***** PROVIDED DATA *****

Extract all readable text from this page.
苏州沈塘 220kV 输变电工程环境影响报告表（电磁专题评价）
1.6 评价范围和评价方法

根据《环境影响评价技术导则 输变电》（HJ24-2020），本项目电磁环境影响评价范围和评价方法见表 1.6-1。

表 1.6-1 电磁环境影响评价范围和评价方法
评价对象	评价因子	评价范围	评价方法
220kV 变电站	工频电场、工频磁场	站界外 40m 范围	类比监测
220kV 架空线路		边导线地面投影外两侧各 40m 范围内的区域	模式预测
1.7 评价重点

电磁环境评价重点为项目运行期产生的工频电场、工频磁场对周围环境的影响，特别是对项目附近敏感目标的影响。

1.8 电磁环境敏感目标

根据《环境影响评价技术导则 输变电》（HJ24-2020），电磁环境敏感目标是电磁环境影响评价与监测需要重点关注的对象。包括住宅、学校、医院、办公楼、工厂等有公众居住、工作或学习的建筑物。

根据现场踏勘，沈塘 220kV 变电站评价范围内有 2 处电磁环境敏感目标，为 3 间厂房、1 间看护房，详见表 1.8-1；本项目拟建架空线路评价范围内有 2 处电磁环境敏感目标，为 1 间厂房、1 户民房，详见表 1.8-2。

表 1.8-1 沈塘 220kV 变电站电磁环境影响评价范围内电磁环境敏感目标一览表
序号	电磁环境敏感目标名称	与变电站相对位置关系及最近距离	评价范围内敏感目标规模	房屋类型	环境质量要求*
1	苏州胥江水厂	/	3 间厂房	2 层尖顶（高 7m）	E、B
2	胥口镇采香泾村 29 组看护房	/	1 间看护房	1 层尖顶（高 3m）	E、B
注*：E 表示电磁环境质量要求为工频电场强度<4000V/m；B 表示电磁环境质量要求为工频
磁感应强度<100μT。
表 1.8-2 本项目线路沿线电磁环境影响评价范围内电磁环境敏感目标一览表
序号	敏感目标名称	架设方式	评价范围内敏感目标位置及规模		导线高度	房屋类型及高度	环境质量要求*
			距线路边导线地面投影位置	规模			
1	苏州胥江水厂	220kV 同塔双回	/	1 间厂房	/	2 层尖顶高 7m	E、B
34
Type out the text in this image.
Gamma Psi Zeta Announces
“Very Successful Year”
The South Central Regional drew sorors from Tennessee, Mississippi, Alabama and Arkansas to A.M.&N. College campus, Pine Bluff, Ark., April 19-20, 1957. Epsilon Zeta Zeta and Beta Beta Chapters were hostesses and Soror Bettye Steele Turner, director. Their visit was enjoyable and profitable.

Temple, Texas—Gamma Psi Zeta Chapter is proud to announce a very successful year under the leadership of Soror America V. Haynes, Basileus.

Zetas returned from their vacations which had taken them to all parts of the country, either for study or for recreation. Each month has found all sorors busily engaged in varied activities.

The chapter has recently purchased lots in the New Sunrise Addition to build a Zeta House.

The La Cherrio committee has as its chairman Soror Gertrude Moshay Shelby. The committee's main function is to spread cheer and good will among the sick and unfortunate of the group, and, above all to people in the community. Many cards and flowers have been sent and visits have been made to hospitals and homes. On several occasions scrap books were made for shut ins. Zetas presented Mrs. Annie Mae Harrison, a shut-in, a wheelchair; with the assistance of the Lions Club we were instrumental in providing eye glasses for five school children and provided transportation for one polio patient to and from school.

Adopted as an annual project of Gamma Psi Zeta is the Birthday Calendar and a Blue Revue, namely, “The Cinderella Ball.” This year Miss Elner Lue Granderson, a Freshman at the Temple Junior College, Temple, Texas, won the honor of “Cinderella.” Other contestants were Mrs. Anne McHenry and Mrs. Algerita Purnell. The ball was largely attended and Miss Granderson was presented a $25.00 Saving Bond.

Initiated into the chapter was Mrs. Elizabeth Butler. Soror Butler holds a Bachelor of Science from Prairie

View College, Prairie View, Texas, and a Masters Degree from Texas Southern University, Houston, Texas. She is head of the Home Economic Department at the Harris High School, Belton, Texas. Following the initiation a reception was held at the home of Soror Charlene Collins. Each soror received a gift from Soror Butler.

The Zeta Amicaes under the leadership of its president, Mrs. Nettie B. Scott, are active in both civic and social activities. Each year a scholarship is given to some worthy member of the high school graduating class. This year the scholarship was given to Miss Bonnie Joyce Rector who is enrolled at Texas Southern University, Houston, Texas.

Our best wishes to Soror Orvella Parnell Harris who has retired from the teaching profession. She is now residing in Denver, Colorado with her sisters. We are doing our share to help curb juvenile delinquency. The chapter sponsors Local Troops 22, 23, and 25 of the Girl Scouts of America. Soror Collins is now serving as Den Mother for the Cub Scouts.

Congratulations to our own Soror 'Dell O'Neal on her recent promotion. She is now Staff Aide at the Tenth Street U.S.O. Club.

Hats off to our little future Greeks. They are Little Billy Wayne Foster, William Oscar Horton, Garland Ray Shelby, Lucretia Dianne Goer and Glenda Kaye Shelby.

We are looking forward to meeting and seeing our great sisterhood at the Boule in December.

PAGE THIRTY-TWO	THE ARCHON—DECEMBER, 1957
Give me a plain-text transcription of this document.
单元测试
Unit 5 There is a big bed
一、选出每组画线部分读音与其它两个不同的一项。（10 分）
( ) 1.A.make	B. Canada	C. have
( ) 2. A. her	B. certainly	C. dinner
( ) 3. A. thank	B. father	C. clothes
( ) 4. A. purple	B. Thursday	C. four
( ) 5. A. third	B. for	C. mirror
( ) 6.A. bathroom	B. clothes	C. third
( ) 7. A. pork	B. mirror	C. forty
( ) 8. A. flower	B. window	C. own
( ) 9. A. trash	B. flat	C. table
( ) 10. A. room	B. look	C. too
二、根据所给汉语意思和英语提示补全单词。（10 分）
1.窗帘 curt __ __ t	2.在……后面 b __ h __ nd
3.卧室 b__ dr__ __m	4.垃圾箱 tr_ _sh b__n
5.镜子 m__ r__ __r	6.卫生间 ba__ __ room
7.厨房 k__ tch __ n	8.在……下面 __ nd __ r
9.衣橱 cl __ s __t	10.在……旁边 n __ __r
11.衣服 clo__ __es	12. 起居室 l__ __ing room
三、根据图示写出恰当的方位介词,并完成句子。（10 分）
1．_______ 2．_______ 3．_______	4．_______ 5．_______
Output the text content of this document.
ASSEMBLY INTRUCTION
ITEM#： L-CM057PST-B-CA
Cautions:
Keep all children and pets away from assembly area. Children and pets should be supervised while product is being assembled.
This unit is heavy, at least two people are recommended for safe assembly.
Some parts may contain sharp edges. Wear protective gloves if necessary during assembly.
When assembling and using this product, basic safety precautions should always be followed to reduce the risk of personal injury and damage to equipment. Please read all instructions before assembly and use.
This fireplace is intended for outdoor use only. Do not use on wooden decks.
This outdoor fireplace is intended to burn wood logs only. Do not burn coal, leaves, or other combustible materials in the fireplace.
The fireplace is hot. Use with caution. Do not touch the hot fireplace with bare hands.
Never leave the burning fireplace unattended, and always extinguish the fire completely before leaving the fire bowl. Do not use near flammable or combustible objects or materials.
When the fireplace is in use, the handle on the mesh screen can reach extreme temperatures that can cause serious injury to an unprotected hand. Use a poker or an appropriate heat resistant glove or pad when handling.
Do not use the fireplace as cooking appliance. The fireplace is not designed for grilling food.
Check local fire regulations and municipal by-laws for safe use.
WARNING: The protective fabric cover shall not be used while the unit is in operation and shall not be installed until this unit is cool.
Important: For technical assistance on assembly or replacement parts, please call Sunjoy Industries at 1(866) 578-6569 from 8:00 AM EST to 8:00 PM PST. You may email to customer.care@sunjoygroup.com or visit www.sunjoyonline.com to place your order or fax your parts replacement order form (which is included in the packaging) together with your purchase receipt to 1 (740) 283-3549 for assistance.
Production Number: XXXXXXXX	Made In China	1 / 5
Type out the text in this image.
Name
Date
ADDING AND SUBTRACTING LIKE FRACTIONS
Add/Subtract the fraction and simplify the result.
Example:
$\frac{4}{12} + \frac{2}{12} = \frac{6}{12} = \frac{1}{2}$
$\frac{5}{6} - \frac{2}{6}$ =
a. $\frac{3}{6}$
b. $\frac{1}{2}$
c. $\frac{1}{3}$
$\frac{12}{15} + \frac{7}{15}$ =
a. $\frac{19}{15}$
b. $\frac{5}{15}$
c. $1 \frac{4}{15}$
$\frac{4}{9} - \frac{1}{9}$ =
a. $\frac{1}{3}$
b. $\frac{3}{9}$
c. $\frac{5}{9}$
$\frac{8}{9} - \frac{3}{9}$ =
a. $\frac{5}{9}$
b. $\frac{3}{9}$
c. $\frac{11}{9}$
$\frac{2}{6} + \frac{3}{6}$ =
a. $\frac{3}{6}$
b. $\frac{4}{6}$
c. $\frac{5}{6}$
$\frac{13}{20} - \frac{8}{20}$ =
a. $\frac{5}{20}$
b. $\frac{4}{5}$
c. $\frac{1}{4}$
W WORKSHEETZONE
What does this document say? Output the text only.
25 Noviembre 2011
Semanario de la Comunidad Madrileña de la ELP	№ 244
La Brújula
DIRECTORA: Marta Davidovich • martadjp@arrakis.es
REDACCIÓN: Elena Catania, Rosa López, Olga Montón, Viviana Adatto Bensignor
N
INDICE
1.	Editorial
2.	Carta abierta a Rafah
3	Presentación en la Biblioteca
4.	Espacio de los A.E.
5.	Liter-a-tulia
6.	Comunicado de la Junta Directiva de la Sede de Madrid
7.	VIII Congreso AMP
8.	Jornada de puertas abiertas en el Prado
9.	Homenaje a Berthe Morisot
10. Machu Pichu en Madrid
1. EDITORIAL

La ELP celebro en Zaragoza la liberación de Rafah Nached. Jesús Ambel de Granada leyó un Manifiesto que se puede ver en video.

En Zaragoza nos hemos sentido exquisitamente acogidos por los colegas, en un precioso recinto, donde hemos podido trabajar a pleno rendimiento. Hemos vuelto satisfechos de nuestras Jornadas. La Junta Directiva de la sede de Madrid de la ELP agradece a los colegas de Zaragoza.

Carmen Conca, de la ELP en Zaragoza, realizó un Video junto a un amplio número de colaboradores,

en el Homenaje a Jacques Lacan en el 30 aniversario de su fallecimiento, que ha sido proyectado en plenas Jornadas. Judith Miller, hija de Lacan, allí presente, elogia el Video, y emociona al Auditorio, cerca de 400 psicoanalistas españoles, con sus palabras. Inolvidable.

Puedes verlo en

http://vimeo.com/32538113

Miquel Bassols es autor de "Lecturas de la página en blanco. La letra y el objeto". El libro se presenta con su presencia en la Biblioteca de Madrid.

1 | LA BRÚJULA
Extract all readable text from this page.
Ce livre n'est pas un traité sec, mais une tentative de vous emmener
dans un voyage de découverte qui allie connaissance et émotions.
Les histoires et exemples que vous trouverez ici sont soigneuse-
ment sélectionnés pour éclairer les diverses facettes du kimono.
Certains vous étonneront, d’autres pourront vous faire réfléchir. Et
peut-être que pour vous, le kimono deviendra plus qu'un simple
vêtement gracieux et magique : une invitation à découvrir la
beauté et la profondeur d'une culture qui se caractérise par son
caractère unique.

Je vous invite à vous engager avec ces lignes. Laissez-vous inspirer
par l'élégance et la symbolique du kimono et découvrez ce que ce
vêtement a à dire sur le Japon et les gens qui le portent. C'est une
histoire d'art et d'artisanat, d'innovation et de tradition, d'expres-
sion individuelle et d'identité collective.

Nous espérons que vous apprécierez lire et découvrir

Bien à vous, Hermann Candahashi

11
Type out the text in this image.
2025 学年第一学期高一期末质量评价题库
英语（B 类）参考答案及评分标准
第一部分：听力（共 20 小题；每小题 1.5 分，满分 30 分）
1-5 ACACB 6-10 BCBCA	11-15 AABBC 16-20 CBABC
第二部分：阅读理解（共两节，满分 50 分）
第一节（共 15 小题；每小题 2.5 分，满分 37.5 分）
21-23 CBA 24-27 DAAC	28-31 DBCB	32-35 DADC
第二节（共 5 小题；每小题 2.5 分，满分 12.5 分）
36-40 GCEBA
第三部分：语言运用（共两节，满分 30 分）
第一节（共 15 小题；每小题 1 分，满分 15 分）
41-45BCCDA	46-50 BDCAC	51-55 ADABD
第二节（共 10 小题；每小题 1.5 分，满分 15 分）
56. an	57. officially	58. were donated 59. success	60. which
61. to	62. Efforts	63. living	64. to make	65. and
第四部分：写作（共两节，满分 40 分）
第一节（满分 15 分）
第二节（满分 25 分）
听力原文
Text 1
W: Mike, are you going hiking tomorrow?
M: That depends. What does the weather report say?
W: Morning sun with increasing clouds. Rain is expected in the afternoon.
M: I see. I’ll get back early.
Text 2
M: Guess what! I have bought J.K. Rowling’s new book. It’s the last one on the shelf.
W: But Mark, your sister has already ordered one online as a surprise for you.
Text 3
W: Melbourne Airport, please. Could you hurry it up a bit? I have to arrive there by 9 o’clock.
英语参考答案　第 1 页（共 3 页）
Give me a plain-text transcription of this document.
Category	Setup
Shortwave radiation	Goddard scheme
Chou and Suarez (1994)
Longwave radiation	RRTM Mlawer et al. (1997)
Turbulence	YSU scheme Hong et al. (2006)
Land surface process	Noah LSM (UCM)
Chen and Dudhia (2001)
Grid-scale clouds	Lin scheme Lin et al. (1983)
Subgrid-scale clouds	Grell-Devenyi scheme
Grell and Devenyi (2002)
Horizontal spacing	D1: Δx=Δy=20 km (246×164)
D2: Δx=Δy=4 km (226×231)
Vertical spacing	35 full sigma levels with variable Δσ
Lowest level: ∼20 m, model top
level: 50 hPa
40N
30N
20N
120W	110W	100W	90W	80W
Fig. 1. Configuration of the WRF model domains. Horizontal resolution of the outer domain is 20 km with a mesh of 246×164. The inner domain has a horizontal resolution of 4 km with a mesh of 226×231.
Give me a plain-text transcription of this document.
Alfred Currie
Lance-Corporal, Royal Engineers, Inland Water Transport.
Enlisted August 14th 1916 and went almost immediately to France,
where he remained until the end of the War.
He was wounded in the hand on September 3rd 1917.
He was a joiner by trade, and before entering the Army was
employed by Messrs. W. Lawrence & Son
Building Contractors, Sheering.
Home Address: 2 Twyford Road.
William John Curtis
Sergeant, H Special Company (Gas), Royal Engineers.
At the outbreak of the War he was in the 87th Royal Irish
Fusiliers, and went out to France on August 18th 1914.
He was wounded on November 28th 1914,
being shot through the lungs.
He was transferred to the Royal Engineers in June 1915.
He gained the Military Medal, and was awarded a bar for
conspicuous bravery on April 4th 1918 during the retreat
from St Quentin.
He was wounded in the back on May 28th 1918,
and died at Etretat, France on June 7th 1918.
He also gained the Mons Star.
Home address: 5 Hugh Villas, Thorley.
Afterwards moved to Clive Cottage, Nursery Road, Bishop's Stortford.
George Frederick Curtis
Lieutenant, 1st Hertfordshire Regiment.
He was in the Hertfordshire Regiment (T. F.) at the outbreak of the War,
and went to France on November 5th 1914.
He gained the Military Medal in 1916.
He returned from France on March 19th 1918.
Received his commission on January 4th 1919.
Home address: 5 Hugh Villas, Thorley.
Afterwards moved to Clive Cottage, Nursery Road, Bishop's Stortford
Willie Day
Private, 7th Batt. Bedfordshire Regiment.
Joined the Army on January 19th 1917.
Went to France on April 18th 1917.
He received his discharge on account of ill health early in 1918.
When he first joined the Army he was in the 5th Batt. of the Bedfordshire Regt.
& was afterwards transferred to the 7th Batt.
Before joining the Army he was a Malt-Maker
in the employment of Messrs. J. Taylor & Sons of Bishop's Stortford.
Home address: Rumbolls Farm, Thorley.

*****

INSTRUCTION
Of the lines above, how many contain the word "returned"? Provide the number and nothing else.

TASK ANSWER
2